DATASET EXTRACT
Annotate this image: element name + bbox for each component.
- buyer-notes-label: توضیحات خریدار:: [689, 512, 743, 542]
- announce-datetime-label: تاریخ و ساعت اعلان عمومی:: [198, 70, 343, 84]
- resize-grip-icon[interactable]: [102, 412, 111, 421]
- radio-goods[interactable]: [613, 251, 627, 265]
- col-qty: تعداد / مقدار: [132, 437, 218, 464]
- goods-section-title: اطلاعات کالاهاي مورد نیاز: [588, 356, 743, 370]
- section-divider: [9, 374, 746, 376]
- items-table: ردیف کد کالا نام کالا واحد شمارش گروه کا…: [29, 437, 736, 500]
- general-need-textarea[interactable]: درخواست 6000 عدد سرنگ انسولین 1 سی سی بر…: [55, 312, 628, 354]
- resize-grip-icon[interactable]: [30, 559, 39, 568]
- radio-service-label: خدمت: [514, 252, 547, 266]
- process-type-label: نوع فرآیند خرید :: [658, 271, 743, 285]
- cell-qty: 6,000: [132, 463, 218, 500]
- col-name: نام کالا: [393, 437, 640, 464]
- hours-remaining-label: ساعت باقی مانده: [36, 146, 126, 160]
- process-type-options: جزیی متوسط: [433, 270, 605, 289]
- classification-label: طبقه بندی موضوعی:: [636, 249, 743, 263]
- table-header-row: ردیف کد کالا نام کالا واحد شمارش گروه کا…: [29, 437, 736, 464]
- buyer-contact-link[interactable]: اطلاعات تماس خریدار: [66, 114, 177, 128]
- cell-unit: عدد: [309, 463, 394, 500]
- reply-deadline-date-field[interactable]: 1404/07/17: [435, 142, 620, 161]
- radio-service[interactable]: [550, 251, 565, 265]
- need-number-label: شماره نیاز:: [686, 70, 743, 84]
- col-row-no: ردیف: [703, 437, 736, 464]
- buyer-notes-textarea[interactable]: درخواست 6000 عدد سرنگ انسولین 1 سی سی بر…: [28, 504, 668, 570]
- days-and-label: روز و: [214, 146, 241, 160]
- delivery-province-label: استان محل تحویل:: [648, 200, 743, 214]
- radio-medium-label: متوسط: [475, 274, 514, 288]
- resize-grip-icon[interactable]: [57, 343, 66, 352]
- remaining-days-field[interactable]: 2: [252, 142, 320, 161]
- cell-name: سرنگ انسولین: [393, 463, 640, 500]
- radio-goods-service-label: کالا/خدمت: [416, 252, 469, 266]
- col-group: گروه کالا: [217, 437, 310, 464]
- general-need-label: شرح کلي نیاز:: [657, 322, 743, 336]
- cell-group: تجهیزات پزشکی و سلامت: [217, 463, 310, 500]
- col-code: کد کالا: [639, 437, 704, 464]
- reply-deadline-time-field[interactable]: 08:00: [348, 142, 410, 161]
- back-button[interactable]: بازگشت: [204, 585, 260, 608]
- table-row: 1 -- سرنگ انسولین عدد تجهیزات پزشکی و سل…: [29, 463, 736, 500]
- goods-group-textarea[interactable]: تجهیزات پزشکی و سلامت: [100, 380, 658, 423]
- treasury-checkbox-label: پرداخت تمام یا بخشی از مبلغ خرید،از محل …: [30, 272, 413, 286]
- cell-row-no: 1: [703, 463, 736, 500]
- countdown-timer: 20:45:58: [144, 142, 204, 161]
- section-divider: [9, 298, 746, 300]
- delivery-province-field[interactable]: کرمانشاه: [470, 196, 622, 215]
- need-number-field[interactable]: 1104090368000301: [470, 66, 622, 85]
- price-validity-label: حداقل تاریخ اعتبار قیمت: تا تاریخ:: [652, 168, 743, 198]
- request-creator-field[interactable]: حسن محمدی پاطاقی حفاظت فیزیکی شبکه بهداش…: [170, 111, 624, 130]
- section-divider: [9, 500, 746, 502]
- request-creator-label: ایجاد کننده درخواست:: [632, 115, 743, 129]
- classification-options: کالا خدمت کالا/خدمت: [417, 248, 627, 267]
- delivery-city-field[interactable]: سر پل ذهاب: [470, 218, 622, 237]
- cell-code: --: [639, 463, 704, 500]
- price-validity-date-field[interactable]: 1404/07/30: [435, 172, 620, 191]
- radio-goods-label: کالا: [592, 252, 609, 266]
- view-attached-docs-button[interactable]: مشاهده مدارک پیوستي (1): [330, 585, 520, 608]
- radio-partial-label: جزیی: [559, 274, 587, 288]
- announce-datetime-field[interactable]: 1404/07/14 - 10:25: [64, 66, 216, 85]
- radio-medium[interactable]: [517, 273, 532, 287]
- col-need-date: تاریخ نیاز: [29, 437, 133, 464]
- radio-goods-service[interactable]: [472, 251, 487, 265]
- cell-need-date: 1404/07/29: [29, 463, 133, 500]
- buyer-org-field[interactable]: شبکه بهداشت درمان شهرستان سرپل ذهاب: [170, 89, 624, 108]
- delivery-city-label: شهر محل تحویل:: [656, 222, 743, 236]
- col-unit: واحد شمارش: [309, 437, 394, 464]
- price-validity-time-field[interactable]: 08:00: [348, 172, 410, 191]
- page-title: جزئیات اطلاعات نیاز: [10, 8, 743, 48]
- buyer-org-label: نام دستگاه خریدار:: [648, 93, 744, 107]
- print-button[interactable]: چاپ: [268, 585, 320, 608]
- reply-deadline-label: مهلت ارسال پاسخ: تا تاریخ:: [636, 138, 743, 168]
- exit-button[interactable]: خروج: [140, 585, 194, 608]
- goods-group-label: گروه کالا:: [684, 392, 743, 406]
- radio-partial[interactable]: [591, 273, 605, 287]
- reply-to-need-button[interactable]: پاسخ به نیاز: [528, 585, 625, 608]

OBJECTIVE
Copy every line of the records above verbatim, keeping each character, space and line break unchanged.

ANSWER TO THIS EXERCISE
Annotate this image: element name + bbox for each component.
- buyer-notes-label: توضیحات خریدار:: [689, 512, 743, 542]
- announce-datetime-label: تاریخ و ساعت اعلان عمومی:: [198, 70, 343, 84]
- resize-grip-icon[interactable]: [102, 412, 111, 421]
- radio-goods[interactable]: [613, 251, 627, 265]
- col-qty: تعداد / مقدار: [132, 437, 218, 464]
- goods-section-title: اطلاعات کالاهاي مورد نیاز: [588, 356, 743, 370]
- section-divider: [9, 374, 746, 376]
- items-table: ردیف کد کالا نام کالا واحد شمارش گروه کا…: [29, 437, 736, 500]
- general-need-textarea[interactable]: درخواست 6000 عدد سرنگ انسولین 1 سی سی بر…: [55, 312, 628, 354]
- resize-grip-icon[interactable]: [30, 559, 39, 568]
- radio-service-label: خدمت: [514, 252, 547, 266]
- process-type-label: نوع فرآیند خرید :: [658, 271, 743, 285]
- cell-qty: 6,000: [132, 463, 218, 500]
- col-name: نام کالا: [393, 437, 640, 464]
- hours-remaining-label: ساعت باقی مانده: [36, 146, 126, 160]
- process-type-options: جزیی متوسط: [433, 270, 605, 289]
- classification-label: طبقه بندی موضوعی:: [636, 249, 743, 263]
- table-header-row: ردیف کد کالا نام کالا واحد شمارش گروه کا…: [29, 437, 736, 464]
- buyer-contact-link[interactable]: اطلاعات تماس خریدار: [66, 114, 177, 128]
- cell-unit: عدد: [309, 463, 394, 500]
- reply-deadline-date-field[interactable]: 1404/07/17: [435, 142, 620, 161]
- radio-service[interactable]: [550, 251, 565, 265]
- need-number-label: شماره نیاز:: [686, 70, 743, 84]
- col-row-no: ردیف: [703, 437, 736, 464]
- buyer-notes-textarea[interactable]: درخواست 6000 عدد سرنگ انسولین 1 سی سی بر…: [28, 504, 668, 570]
- days-and-label: روز و: [214, 146, 241, 160]
- delivery-province-label: استان محل تحویل:: [648, 200, 743, 214]
- radio-medium-label: متوسط: [475, 274, 514, 288]
- resize-grip-icon[interactable]: [57, 343, 66, 352]
- remaining-days-field[interactable]: 2: [252, 142, 320, 161]
- cell-name: سرنگ انسولین: [393, 463, 640, 500]
- radio-goods-service-label: کالا/خدمت: [416, 252, 469, 266]
- col-group: گروه کالا: [217, 437, 310, 464]
- general-need-label: شرح کلي نیاز:: [657, 322, 743, 336]
- cell-group: تجهیزات پزشکی و سلامت: [217, 463, 310, 500]
- col-code: کد کالا: [639, 437, 704, 464]
- reply-deadline-time-field[interactable]: 08:00: [348, 142, 410, 161]
- back-button[interactable]: بازگشت: [204, 585, 260, 608]
- table-row: 1 -- سرنگ انسولین عدد تجهیزات پزشکی و سل…: [29, 463, 736, 500]
- goods-group-textarea[interactable]: تجهیزات پزشکی و سلامت: [100, 380, 658, 423]
- treasury-checkbox-label: پرداخت تمام یا بخشی از مبلغ خرید،از محل …: [30, 272, 413, 286]
- cell-row-no: 1: [703, 463, 736, 500]
- countdown-timer: 20:45:58: [144, 142, 204, 161]
- section-divider: [9, 298, 746, 300]
- delivery-province-field[interactable]: کرمانشاه: [470, 196, 622, 215]
- need-number-field[interactable]: 1104090368000301: [470, 66, 622, 85]
- price-validity-label: حداقل تاریخ اعتبار قیمت: تا تاریخ:: [652, 168, 743, 198]
- request-creator-field[interactable]: حسن محمدی پاطاقی حفاظت فیزیکی شبکه بهداش…: [170, 111, 624, 130]
- section-divider: [9, 500, 746, 502]
- request-creator-label: ایجاد کننده درخواست:: [632, 115, 743, 129]
- classification-options: کالا خدمت کالا/خدمت: [417, 248, 627, 267]
- delivery-city-field[interactable]: سر پل ذهاب: [470, 218, 622, 237]
- cell-code: --: [639, 463, 704, 500]
- price-validity-date-field[interactable]: 1404/07/30: [435, 172, 620, 191]
- radio-goods-label: کالا: [592, 252, 609, 266]
- view-attached-docs-button[interactable]: مشاهده مدارک پیوستي (1): [330, 585, 520, 608]
- radio-partial-label: جزیی: [559, 274, 587, 288]
- announce-datetime-field[interactable]: 1404/07/14 - 10:25: [64, 66, 216, 85]
- radio-medium[interactable]: [517, 273, 532, 287]
- col-need-date: تاریخ نیاز: [29, 437, 133, 464]
- radio-goods-service[interactable]: [472, 251, 487, 265]
- cell-need-date: 1404/07/29: [29, 463, 133, 500]
- buyer-org-field[interactable]: شبکه بهداشت درمان شهرستان سرپل ذهاب: [170, 89, 624, 108]
- delivery-city-label: شهر محل تحویل:: [656, 222, 743, 236]
- col-unit: واحد شمارش: [309, 437, 394, 464]
- price-validity-time-field[interactable]: 08:00: [348, 172, 410, 191]
- page-title: جزئیات اطلاعات نیاز: [10, 8, 743, 48]
- buyer-org-label: نام دستگاه خریدار:: [648, 93, 744, 107]
- print-button[interactable]: چاپ: [268, 585, 320, 608]
- reply-deadline-label: مهلت ارسال پاسخ: تا تاریخ:: [636, 138, 743, 168]
- exit-button[interactable]: خروج: [140, 585, 194, 608]
- goods-group-label: گروه کالا:: [684, 392, 743, 406]
- radio-partial[interactable]: [591, 273, 605, 287]
- reply-to-need-button[interactable]: پاسخ به نیاز: [528, 585, 625, 608]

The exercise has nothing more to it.